WHAT TO PRODUCE: Reproduce the full listing that appears beneath this instruction exactly.

GIVEN DATA:
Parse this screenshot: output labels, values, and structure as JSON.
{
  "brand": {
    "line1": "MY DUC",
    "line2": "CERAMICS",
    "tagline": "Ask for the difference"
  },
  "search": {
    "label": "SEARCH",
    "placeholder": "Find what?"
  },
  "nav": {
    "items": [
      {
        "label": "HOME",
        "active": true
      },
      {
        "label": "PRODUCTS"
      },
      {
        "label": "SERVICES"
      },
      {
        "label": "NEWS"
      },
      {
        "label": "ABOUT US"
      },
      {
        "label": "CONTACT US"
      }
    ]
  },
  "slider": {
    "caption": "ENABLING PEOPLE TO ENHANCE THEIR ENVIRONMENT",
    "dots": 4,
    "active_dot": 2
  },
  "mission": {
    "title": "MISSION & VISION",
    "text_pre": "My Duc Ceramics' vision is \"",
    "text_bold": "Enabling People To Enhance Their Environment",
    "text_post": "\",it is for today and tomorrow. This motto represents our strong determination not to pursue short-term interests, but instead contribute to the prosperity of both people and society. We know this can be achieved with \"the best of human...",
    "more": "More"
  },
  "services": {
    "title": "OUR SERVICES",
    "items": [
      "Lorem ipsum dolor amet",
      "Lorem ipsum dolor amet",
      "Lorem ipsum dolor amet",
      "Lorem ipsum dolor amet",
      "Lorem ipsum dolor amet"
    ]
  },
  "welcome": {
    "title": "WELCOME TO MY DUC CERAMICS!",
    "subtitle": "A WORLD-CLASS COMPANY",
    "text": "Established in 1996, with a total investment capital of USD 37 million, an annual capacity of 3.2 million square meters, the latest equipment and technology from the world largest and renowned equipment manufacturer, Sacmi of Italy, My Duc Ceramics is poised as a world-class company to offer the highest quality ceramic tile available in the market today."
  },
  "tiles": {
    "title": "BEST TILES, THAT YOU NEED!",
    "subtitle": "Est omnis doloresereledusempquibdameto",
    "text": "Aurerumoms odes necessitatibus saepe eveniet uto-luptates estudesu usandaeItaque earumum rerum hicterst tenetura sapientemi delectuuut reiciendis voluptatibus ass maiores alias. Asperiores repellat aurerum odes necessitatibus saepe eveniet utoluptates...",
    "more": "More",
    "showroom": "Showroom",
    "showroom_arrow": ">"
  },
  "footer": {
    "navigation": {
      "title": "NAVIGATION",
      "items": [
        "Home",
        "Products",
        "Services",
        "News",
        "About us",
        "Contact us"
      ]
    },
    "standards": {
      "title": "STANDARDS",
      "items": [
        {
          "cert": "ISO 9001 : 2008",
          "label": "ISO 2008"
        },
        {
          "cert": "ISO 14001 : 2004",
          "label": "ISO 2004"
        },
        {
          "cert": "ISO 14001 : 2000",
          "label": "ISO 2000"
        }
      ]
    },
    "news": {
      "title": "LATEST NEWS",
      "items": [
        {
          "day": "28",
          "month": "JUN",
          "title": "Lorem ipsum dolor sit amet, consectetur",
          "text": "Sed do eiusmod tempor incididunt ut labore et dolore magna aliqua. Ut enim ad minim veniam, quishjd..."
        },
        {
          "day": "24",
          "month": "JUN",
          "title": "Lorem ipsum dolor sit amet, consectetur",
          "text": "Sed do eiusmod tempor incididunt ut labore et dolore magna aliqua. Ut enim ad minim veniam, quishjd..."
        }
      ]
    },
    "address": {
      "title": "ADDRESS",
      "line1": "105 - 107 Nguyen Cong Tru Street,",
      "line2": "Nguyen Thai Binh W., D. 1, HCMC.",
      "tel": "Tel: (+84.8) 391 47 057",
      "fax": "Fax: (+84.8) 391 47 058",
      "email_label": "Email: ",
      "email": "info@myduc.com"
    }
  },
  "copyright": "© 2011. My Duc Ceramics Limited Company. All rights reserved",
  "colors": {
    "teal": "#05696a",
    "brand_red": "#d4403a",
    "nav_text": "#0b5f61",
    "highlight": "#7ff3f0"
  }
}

EXPECTED OUTPUT:
Parse this screenshot: output labels, values, and structure as JSON.
{
  "brand": {
    "line1": "MY DUC",
    "line2": "CERAMICS",
    "tagline": "Ask for the difference"
  },
  "search": {
    "label": "SEARCH",
    "placeholder": "Find what?"
  },
  "nav": {
    "items": [
      {
        "label": "HOME",
        "active": true
      },
      {
        "label": "PRODUCTS"
      },
      {
        "label": "SERVICES"
      },
      {
        "label": "NEWS"
      },
      {
        "label": "ABOUT US"
      },
      {
        "label": "CONTACT US"
      }
    ]
  },
  "slider": {
    "caption": "ENABLING PEOPLE TO ENHANCE THEIR ENVIRONMENT",
    "dots": 4,
    "active_dot": 2
  },
  "mission": {
    "title": "MISSION & VISION",
    "text_pre": "My Duc Ceramics' vision is \"",
    "text_bold": "Enabling People To Enhance Their Environment",
    "text_post": "\",it is for today and tomorrow. This motto represents our strong determination not to pursue short-term interests, but instead contribute to the prosperity of both people and society. We know this can be achieved with \"the best of human...",
    "more": "More"
  },
  "services": {
    "title": "OUR SERVICES",
    "items": [
      "Lorem ipsum dolor amet",
      "Lorem ipsum dolor amet",
      "Lorem ipsum dolor amet",
      "Lorem ipsum dolor amet",
      "Lorem ipsum dolor amet"
    ]
  },
  "welcome": {
    "title": "WELCOME TO MY DUC CERAMICS!",
    "subtitle": "A WORLD-CLASS COMPANY",
    "text": "Established in 1996, with a total investment capital of USD 37 million, an annual capacity of 3.2 million square meters, the latest equipment and technology from the world largest and renowned equipment manufacturer, Sacmi of Italy, My Duc Ceramics is poised as a world-class company to offer the highest quality ceramic tile available in the market today."
  },
  "tiles": {
    "title": "BEST TILES, THAT YOU NEED!",
    "subtitle": "Est omnis doloresereledusempquibdameto",
    "text": "Aurerumoms odes necessitatibus saepe eveniet uto-luptates estudesu usandaeItaque earumum rerum hicterst tenetura sapientemi delectuuut reiciendis voluptatibus ass maiores alias. Asperiores repellat aurerum odes necessitatibus saepe eveniet utoluptates...",
    "more": "More",
    "showroom": "Showroom",
    "showroom_arrow": ">"
  },
  "footer": {
    "navigation": {
      "title": "NAVIGATION",
      "items": [
        "Home",
        "Products",
        "Services",
        "News",
        "About us",
        "Contact us"
      ]
    },
    "standards": {
      "title": "STANDARDS",
      "items": [
        {
          "cert": "ISO 9001 : 2008",
          "label": "ISO 2008"
        },
        {
          "cert": "ISO 14001 : 2004",
          "label": "ISO 2004"
        },
        {
          "cert": "ISO 14001 : 2000",
          "label": "ISO 2000"
        }
      ]
    },
    "news": {
      "title": "LATEST NEWS",
      "items": [
        {
          "day": "28",
          "month": "JUN",
          "title": "Lorem ipsum dolor sit amet, consectetur",
          "text": "Sed do eiusmod tempor incididunt ut labore et dolore magna aliqua. Ut enim ad minim veniam, quishjd..."
        },
        {
          "day": "24",
          "month": "JUN",
          "title": "Lorem ipsum dolor sit amet, consectetur",
          "text": "Sed do eiusmod tempor incididunt ut labore et dolore magna aliqua. Ut enim ad minim veniam, quishjd..."
        }
      ]
    },
    "address": {
      "title": "ADDRESS",
      "line1": "105 - 107 Nguyen Cong Tru Street,",
      "line2": "Nguyen Thai Binh W., D. 1, HCMC.",
      "tel": "Tel: (+84.8) 391 47 057",
      "fax": "Fax: (+84.8) 391 47 058",
      "email_label": "Email: ",
      "email": "info@myduc.com"
    }
  },
  "copyright": "© 2011. My Duc Ceramics Limited Company. All rights reserved",
  "colors": {
    "teal": "#05696a",
    "brand_red": "#d4403a",
    "nav_text": "#0b5f61",
    "highlight": "#7ff3f0"
  }
}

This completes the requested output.